* **Task material**:

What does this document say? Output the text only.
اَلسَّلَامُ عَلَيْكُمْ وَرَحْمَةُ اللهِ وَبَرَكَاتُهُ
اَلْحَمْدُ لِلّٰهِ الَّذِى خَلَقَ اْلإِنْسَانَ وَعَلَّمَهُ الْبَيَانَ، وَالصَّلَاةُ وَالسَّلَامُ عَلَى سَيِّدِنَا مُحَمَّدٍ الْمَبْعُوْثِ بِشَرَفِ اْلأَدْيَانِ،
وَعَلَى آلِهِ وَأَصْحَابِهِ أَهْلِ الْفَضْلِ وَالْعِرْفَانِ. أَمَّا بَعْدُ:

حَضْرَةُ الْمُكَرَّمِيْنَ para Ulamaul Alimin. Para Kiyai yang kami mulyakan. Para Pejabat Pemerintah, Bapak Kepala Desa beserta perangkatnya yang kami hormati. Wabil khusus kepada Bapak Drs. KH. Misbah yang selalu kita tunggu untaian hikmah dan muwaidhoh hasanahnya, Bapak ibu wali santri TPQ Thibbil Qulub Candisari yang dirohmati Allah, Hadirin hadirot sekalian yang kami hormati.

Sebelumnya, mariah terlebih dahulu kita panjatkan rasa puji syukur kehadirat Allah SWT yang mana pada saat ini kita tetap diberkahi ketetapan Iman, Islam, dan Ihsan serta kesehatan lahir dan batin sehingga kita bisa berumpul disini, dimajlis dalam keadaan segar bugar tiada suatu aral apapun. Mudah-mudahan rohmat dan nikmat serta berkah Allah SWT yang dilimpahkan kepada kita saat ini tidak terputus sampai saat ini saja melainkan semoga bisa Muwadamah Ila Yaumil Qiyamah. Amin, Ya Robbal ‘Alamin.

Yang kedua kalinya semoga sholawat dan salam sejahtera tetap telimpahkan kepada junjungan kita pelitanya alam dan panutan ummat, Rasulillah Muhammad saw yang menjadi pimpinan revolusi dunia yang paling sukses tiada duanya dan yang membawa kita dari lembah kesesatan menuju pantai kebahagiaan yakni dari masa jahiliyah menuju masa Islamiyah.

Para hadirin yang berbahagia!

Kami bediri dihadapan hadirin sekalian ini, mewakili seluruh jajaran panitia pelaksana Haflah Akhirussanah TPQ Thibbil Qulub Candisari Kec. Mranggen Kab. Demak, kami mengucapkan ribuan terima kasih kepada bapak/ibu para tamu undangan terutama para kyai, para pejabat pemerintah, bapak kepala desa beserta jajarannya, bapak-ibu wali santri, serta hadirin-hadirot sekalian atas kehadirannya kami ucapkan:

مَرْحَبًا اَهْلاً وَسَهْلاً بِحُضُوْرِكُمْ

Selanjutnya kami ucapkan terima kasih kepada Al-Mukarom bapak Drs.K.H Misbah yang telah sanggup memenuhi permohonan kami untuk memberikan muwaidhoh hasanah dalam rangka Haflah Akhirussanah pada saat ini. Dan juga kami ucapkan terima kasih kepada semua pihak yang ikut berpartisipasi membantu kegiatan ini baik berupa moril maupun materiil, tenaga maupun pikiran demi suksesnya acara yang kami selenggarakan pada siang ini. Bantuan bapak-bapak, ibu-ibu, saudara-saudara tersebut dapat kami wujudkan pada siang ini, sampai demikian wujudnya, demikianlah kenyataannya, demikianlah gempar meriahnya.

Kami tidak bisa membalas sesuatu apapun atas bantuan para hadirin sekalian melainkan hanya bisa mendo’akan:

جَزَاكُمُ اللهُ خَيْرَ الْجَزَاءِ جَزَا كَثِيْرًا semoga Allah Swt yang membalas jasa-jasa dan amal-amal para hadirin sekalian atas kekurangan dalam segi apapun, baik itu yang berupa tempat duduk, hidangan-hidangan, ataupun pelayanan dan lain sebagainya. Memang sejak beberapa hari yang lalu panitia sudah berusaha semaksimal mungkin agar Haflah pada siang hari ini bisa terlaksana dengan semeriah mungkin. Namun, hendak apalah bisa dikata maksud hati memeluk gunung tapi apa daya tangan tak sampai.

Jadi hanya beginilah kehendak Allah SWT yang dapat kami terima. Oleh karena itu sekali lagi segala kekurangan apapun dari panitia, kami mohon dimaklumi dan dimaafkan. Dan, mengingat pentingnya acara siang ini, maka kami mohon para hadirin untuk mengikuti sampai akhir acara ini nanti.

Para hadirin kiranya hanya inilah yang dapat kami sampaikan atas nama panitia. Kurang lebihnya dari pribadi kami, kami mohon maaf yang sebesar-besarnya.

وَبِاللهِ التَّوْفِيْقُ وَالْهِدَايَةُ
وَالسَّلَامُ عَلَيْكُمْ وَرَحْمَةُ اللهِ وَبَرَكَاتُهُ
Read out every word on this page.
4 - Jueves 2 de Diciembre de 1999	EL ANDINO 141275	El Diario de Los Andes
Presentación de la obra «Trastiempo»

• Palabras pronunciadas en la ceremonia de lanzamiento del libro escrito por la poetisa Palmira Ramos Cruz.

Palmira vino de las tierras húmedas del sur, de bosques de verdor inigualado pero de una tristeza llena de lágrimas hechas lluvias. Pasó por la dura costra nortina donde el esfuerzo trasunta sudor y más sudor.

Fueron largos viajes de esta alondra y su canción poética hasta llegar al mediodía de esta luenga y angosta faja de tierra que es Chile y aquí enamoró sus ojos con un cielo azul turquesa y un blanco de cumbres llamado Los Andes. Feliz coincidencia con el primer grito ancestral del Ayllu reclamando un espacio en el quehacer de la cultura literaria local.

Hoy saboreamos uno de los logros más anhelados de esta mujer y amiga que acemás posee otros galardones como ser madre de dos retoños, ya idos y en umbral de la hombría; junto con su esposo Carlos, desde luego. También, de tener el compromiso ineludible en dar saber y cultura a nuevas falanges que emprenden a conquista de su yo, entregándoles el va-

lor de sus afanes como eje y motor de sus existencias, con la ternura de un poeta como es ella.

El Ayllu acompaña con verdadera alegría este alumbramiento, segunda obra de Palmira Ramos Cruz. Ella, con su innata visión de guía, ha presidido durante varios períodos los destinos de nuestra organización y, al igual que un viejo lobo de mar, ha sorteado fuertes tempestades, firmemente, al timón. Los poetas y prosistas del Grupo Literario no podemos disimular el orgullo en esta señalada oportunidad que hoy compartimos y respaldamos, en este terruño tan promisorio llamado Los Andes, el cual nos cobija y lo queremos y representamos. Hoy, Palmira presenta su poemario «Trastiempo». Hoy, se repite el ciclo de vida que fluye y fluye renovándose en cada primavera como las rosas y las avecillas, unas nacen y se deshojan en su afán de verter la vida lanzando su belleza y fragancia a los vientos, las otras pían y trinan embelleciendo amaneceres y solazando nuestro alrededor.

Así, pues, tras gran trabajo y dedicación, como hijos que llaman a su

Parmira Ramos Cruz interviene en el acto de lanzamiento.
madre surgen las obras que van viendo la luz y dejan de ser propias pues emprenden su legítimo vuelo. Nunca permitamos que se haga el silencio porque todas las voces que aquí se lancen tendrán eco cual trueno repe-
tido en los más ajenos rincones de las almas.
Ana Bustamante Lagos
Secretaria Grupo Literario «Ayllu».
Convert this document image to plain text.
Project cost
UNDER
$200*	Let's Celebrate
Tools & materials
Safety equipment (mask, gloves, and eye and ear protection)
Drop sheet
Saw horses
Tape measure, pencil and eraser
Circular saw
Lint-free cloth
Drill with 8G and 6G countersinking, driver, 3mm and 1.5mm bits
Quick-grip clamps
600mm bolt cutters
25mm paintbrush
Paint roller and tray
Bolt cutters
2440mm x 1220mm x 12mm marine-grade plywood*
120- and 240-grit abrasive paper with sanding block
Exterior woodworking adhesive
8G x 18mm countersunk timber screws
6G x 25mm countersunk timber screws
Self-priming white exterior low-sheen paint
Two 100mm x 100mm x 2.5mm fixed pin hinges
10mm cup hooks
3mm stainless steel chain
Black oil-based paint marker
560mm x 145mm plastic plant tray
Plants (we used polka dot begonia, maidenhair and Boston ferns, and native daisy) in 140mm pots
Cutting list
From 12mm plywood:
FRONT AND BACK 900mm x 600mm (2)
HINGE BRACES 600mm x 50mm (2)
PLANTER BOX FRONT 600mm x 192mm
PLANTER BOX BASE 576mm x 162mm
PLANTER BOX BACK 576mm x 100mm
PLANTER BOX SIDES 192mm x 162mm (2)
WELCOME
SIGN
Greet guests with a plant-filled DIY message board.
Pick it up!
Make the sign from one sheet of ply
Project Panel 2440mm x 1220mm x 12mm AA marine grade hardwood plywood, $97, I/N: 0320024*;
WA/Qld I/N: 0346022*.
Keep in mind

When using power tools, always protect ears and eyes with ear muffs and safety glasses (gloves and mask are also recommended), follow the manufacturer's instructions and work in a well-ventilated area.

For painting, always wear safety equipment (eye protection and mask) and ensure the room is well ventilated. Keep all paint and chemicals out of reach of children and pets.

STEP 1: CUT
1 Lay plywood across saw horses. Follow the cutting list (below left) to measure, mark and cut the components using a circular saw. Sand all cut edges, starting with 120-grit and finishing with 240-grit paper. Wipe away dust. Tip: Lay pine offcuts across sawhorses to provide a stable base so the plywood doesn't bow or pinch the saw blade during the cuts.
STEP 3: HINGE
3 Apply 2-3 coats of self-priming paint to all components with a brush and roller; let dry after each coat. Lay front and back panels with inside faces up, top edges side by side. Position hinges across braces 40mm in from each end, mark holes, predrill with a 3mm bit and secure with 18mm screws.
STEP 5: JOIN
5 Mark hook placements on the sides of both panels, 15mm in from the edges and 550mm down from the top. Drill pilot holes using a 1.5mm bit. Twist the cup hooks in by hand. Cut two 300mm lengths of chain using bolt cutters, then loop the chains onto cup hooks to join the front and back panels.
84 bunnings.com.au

* **Set exercise**: Each line that holds the string "with" counts once; give the total and nothing else.

* **Result for this exercise**: 6